Copy, in full, each line of the material that holds the word "document".

• [Dataset entries]
#####
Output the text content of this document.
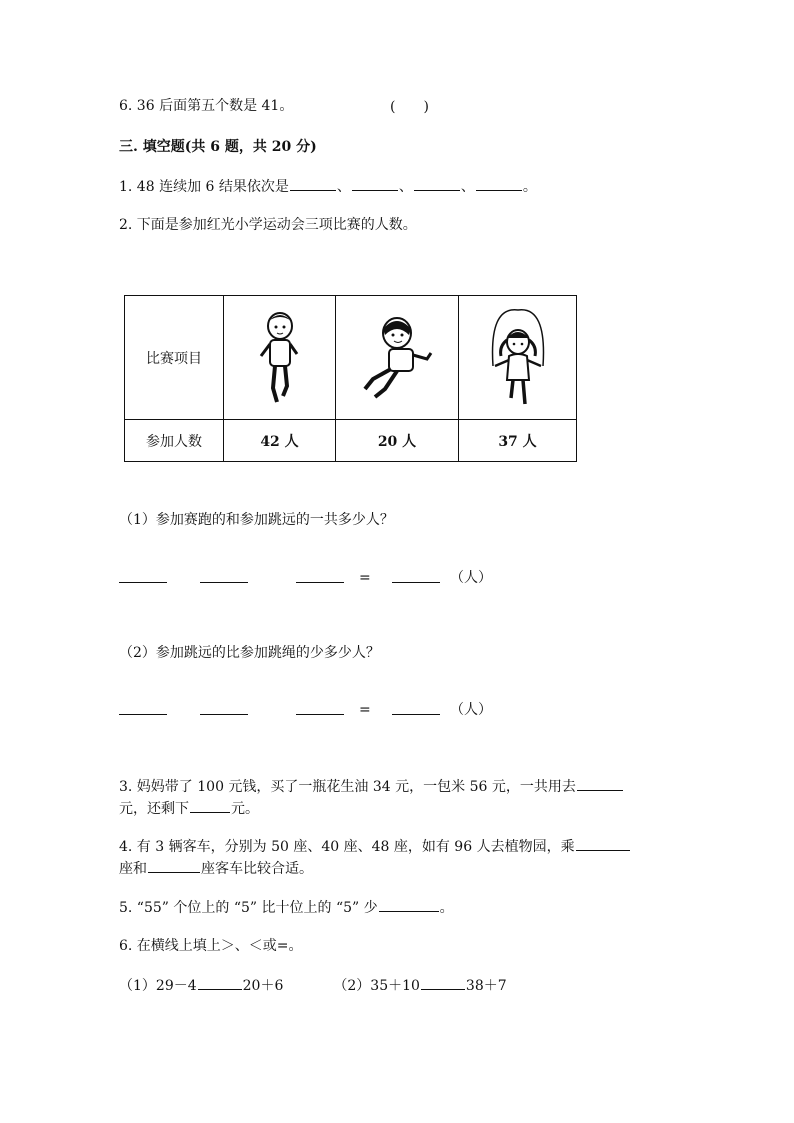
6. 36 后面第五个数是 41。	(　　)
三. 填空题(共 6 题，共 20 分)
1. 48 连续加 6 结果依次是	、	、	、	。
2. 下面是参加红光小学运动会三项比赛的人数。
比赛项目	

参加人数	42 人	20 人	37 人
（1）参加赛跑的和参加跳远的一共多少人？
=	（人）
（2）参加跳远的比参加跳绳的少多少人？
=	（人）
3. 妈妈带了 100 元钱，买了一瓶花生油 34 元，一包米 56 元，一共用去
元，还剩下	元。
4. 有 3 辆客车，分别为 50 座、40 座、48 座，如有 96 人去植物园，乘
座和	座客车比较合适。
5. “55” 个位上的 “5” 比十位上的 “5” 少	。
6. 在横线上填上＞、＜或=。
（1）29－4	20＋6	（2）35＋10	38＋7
#####
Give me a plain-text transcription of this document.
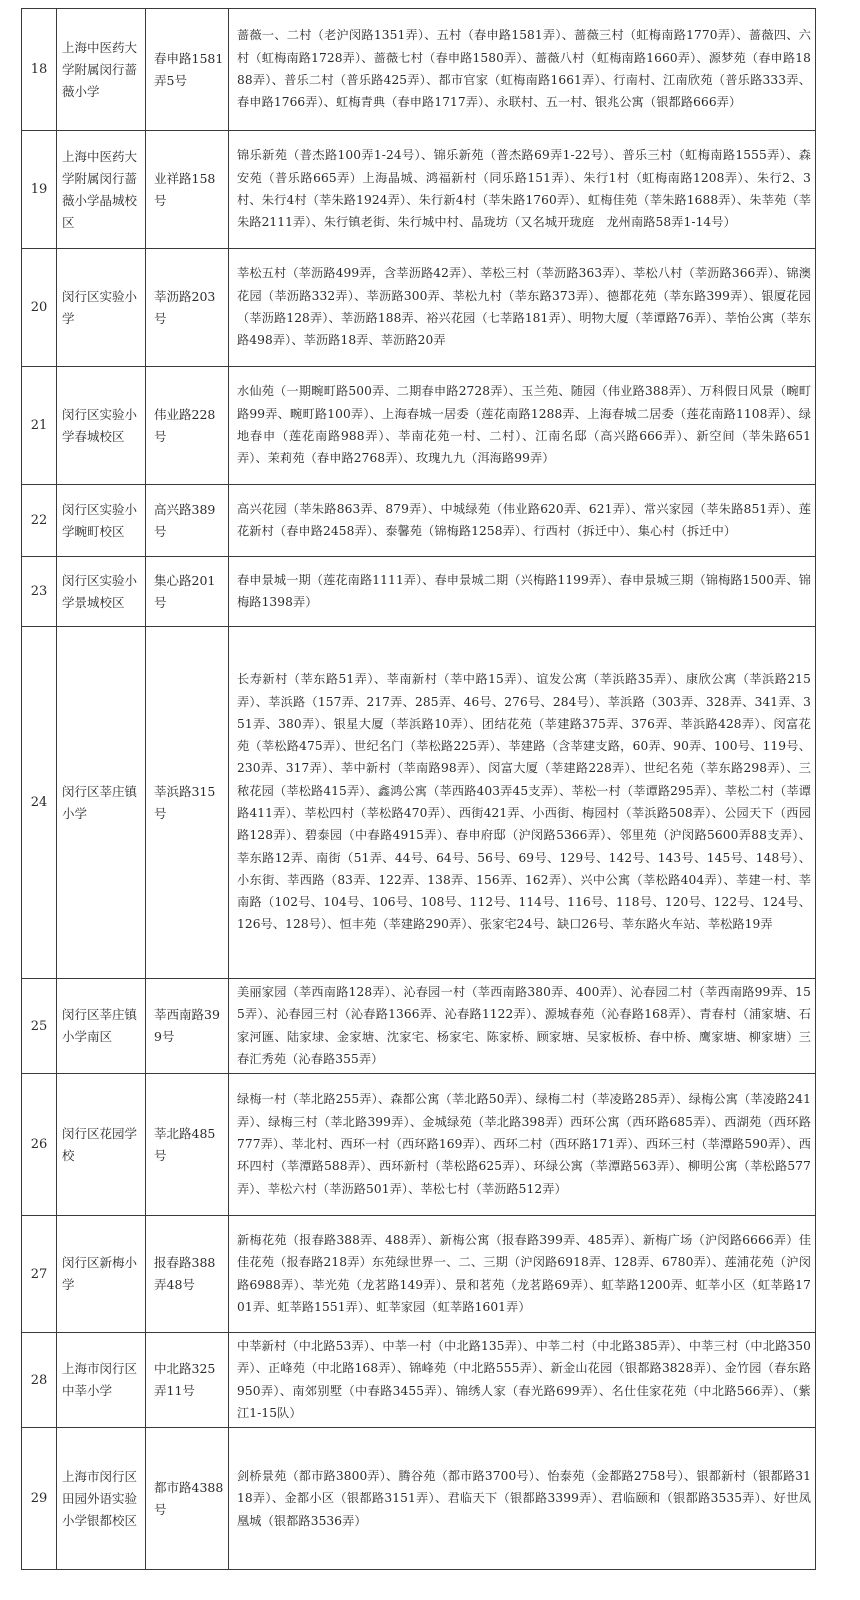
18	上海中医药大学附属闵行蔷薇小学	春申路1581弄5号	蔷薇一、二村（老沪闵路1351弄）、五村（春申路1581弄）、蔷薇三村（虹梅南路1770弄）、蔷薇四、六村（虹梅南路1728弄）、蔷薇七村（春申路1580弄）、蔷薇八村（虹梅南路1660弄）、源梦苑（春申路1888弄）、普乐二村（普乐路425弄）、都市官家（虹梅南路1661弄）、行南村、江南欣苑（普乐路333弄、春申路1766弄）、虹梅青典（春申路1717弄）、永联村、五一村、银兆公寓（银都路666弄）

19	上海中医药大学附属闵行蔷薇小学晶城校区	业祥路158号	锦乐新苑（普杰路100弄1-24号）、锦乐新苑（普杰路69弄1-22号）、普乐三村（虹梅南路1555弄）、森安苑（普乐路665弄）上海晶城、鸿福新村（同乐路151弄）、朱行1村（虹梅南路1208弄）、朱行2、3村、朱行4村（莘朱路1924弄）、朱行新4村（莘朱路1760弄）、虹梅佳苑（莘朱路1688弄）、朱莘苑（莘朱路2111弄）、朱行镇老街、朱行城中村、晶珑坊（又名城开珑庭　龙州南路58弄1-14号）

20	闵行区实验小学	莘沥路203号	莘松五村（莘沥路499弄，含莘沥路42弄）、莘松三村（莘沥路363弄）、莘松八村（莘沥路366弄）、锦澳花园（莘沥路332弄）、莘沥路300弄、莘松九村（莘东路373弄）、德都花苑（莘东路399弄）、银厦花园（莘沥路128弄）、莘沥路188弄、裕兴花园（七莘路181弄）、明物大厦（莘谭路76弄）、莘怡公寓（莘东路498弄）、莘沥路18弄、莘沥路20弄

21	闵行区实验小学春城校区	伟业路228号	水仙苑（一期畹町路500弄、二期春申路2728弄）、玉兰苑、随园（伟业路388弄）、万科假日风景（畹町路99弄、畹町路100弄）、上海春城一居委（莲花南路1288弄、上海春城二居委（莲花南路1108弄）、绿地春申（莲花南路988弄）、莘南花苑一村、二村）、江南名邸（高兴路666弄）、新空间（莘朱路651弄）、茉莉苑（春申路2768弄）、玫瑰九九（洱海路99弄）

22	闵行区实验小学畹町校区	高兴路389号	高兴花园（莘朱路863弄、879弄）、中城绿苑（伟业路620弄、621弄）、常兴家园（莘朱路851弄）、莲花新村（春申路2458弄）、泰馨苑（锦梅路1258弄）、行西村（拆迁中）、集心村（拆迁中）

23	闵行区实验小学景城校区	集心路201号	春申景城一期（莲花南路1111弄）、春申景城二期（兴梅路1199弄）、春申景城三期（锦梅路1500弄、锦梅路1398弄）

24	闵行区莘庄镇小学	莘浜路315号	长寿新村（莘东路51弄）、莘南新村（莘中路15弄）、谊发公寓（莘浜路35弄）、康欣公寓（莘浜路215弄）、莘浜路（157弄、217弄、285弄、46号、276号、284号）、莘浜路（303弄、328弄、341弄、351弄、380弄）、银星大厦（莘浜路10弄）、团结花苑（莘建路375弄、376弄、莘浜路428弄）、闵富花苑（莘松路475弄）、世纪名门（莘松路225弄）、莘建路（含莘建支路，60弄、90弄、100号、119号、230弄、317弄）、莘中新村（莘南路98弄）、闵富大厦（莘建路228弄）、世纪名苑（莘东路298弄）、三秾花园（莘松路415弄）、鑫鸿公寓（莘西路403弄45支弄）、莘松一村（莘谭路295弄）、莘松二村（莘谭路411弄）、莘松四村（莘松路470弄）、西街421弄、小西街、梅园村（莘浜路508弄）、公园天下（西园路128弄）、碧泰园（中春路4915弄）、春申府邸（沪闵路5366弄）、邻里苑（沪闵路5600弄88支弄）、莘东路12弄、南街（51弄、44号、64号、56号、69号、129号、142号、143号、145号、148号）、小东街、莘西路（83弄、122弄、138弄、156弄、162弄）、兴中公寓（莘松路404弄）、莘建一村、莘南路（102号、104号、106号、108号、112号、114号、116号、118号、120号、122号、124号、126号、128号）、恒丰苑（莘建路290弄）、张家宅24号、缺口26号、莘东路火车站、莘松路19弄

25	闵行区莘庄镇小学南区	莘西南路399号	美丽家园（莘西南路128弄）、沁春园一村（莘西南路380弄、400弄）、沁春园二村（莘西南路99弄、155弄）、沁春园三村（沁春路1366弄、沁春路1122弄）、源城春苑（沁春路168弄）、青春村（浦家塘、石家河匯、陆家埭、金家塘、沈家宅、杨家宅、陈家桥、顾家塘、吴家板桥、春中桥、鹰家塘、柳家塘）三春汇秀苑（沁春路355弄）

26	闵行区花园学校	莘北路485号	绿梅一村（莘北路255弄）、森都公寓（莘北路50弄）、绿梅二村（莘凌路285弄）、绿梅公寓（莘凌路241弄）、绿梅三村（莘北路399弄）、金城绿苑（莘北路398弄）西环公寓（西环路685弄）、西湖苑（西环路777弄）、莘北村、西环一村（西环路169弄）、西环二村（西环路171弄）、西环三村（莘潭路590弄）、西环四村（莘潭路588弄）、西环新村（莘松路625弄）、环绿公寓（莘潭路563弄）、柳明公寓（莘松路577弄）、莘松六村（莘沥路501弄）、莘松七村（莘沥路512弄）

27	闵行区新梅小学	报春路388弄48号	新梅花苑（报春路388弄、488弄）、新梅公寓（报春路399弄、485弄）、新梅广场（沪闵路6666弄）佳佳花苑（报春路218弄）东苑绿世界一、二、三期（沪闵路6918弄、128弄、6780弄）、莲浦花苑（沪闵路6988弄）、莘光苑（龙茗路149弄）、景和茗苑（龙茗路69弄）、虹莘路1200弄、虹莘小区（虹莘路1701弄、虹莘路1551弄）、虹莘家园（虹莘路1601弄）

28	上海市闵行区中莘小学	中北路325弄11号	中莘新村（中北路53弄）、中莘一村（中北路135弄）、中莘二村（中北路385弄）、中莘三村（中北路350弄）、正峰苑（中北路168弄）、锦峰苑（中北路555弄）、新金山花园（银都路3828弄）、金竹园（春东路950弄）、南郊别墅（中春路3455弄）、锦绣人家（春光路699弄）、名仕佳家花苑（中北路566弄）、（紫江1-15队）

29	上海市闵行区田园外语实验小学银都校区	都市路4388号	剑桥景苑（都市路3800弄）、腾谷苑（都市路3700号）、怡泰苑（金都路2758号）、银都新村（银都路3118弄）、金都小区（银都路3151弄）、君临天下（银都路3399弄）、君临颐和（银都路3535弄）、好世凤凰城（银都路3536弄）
#####
• [Reply to the task]
Output the text content of this document.
Give me a plain-text transcription of this document.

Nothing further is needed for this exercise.